%%

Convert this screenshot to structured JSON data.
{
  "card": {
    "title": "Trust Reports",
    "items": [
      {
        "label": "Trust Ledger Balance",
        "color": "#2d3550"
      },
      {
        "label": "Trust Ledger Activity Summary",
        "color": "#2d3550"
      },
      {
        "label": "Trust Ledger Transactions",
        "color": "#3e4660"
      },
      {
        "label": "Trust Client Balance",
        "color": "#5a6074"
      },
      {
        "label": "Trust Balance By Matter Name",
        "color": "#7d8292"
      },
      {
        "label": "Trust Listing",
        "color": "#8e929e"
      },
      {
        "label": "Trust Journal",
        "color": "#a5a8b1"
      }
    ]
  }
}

%%
%%

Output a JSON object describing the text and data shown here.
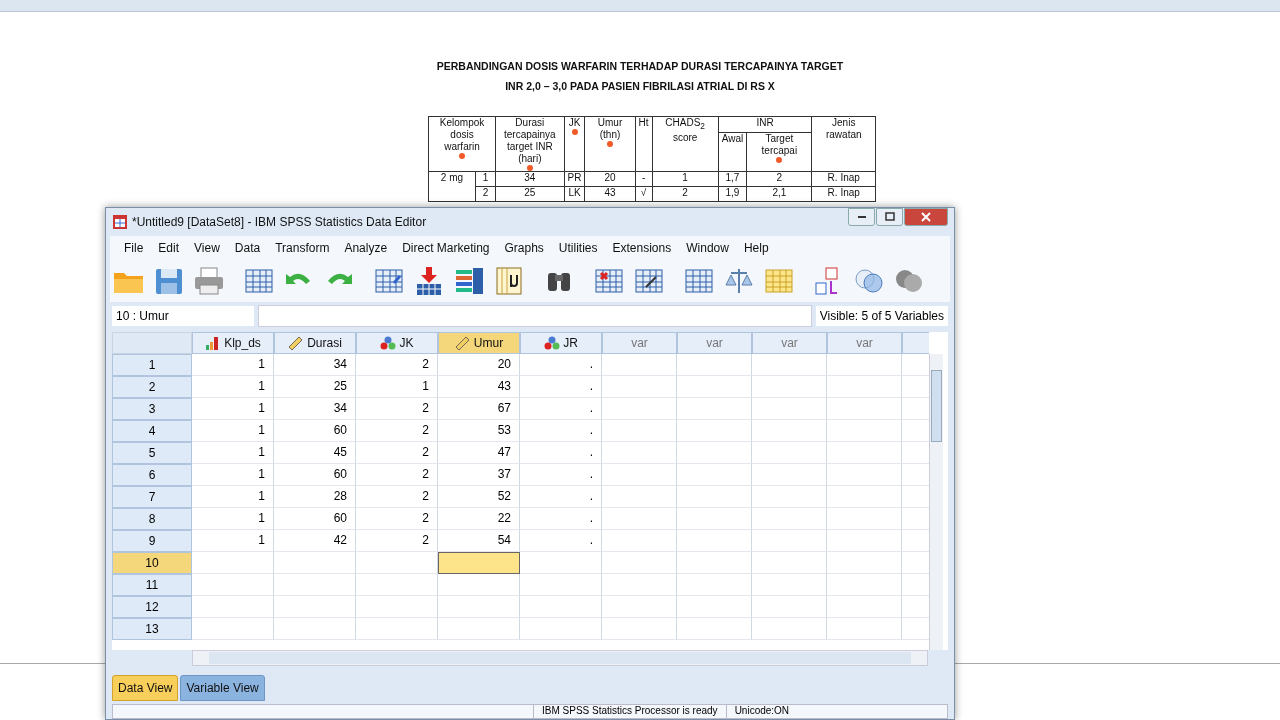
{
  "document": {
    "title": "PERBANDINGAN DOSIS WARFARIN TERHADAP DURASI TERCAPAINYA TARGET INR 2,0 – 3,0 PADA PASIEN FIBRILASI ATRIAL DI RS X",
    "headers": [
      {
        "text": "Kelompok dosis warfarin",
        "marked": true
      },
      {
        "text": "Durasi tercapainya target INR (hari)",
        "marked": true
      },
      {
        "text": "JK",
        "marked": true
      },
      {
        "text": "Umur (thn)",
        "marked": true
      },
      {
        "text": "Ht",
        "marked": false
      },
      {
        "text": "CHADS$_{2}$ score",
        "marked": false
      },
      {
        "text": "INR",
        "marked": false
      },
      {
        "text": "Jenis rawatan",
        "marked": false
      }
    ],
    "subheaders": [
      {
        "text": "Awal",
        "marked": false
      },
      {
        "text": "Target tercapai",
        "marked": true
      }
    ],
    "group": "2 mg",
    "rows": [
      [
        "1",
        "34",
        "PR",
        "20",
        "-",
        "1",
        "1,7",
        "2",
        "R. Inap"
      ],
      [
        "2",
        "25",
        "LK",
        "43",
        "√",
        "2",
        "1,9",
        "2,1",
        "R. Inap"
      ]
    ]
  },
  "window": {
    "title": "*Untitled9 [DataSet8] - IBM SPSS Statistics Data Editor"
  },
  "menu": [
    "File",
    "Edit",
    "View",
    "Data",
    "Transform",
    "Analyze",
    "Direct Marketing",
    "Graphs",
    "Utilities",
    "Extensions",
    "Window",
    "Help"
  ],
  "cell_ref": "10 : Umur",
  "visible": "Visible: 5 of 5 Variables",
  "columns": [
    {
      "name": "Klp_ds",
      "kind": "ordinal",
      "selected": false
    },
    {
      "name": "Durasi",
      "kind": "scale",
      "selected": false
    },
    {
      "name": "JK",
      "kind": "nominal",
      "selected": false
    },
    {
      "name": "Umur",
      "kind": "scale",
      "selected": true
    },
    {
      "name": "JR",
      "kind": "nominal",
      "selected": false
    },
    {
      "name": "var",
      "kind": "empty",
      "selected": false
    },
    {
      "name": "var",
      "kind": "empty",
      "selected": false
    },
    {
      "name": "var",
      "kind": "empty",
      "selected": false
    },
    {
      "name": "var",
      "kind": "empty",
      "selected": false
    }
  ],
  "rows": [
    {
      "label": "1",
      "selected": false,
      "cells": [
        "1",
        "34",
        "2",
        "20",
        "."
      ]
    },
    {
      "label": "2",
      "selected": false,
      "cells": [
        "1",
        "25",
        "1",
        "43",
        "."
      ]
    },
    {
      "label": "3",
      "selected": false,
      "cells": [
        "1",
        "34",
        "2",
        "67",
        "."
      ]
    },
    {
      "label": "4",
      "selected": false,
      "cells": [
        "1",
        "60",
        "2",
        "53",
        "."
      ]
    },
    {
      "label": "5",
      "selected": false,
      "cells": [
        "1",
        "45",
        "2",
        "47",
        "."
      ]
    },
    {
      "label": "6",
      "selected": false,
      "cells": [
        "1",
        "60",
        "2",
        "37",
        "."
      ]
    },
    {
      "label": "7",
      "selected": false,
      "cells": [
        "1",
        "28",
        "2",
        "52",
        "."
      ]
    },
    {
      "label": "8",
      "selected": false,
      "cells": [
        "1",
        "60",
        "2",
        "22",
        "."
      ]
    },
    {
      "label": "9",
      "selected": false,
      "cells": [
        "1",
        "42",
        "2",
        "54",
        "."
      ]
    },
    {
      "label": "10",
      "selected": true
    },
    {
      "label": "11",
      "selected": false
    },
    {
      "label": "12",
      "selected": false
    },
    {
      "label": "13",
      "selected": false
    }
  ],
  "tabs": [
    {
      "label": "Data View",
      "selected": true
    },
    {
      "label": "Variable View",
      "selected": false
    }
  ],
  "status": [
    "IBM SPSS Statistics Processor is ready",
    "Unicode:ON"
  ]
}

%%

Select every line in the records above that contains the word "Trust".

    "title": "Trust Reports",
        "label": "Trust Ledger Balance",
        "label": "Trust Ledger Activity Summary",
        "label": "Trust Ledger Transactions",
        "label": "Trust Client Balance",
        "label": "Trust Balance By Matter Name",
        "label": "Trust Listing",
        "label": "Trust Journal",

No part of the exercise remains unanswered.